**GOAL OF THE EXERCISE:** Set out each line from the following listing that includes the word "Safety".

=== Section Start ===

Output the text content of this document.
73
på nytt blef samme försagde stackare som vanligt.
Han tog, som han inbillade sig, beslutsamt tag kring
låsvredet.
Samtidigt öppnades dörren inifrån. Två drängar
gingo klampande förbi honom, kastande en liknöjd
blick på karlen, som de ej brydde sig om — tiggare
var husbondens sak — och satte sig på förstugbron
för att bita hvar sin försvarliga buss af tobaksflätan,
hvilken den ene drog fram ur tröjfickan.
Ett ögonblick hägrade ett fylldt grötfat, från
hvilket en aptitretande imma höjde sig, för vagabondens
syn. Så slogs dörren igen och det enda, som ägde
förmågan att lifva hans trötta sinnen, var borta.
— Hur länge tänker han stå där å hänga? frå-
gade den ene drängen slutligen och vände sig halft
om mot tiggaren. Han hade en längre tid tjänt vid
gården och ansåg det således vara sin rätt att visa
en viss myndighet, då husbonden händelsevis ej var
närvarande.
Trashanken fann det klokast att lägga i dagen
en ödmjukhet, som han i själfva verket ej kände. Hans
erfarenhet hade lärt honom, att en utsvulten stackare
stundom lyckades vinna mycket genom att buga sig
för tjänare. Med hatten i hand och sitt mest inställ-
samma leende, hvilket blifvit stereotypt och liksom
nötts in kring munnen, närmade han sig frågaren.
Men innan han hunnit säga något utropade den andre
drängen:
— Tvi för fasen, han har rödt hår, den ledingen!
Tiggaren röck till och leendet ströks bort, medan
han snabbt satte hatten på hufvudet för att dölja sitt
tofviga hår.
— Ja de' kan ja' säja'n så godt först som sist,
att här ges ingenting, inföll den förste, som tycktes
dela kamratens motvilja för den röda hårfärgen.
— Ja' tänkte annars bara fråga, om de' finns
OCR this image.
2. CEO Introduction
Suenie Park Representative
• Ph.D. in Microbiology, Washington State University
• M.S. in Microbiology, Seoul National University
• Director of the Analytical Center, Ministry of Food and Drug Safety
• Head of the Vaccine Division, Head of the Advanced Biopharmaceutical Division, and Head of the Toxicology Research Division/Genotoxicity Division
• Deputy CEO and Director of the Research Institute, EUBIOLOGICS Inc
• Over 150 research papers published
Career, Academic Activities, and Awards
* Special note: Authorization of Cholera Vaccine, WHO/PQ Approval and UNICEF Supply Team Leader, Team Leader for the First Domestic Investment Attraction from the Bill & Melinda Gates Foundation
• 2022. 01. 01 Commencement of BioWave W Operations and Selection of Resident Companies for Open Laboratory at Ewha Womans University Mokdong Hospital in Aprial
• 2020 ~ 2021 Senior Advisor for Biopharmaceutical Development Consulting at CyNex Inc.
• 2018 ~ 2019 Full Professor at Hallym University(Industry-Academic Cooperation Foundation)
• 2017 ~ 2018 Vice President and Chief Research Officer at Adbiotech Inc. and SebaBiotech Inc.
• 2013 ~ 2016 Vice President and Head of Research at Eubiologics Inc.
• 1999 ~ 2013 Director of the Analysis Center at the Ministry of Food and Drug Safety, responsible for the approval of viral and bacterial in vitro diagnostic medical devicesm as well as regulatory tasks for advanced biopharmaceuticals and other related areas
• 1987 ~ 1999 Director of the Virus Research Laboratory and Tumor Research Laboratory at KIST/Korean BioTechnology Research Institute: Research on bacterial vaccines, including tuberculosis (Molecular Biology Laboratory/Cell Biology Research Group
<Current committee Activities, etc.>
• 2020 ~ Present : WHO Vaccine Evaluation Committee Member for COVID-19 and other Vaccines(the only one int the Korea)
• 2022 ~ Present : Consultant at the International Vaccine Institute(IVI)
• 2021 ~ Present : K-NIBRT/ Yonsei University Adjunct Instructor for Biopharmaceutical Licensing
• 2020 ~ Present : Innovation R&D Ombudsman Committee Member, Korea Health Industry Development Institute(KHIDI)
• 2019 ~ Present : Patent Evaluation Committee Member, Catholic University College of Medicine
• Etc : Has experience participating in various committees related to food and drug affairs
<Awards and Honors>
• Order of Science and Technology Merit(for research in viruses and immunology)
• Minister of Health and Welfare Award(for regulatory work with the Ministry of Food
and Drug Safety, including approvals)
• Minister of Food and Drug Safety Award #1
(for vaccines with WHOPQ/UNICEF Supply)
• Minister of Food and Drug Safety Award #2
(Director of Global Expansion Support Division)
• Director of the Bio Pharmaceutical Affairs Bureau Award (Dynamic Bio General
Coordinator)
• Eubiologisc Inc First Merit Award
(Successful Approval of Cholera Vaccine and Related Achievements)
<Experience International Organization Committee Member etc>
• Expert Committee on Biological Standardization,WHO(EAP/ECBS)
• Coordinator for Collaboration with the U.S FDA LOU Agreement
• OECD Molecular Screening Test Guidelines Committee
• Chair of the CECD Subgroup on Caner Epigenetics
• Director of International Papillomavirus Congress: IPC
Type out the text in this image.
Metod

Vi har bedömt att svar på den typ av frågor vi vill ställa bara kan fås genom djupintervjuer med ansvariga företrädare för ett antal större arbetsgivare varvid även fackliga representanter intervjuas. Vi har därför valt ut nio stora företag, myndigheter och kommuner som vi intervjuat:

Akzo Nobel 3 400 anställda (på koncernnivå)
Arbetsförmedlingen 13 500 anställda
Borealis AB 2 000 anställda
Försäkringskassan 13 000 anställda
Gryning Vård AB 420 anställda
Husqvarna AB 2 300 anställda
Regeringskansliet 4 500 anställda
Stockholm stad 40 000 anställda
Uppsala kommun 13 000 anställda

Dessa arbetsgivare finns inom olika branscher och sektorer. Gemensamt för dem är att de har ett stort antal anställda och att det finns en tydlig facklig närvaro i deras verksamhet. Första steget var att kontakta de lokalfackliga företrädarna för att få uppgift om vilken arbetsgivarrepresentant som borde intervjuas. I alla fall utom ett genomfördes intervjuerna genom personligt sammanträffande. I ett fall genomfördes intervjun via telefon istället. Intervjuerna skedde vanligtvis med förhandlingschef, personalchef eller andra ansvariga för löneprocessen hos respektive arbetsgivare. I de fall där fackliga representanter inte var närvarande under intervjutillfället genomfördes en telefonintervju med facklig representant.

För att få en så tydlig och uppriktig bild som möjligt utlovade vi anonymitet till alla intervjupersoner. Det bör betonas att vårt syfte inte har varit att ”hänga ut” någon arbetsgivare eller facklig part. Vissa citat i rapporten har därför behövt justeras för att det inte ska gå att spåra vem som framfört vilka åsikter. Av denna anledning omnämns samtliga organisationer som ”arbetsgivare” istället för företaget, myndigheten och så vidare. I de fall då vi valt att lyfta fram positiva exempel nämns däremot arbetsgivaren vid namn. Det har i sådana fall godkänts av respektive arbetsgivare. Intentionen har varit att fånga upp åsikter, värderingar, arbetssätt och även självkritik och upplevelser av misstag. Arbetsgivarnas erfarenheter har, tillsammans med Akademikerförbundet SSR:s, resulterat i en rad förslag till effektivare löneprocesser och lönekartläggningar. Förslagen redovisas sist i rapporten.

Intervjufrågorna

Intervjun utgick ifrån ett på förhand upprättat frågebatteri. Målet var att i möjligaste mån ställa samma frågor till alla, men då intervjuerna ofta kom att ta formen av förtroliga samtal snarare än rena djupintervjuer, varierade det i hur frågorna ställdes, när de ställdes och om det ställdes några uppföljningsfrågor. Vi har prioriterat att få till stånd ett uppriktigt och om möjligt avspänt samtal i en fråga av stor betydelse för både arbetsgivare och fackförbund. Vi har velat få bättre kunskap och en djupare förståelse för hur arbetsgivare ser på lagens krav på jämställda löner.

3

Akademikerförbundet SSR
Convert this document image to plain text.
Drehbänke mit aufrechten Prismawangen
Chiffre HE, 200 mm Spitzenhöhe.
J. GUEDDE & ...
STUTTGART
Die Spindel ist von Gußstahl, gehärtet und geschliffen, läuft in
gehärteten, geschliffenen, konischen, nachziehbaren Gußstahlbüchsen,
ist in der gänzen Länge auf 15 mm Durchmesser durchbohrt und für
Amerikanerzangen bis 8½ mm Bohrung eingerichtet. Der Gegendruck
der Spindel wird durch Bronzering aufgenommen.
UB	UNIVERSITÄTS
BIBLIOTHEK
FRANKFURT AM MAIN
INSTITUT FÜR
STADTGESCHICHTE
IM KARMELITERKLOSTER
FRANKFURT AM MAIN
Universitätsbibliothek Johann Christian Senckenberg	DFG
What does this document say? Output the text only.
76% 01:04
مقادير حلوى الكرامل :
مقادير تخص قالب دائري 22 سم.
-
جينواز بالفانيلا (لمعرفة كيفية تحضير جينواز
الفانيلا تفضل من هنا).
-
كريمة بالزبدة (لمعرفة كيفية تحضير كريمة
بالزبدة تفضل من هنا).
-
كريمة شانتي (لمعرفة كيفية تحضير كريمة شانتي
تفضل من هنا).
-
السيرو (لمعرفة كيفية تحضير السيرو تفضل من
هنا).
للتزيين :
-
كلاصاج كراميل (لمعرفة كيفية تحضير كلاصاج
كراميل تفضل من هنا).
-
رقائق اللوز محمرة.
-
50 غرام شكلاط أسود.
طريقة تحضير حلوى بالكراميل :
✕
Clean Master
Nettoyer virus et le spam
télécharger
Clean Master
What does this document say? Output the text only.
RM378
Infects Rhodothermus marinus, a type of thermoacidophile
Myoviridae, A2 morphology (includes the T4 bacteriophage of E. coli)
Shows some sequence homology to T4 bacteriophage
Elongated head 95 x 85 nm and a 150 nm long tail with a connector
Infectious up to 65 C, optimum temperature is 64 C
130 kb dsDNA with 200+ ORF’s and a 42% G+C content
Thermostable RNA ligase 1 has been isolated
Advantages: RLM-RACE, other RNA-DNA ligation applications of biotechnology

=== Section End ===

**THE COMPLETED TASK:**
• Director of the Analytical Center, Ministry of Food and Drug Safety
• 1999 ~ 2013 Director of the Analysis Center at the Ministry of Food and Drug Safety, responsible for the approval of viral and bacterial in vitro diagnostic medical devicesm as well as regulatory tasks for advanced biopharmaceuticals and other related areas
and Drug Safety, including approvals)
• Minister of Food and Drug Safety Award #1
• Minister of Food and Drug Safety Award #2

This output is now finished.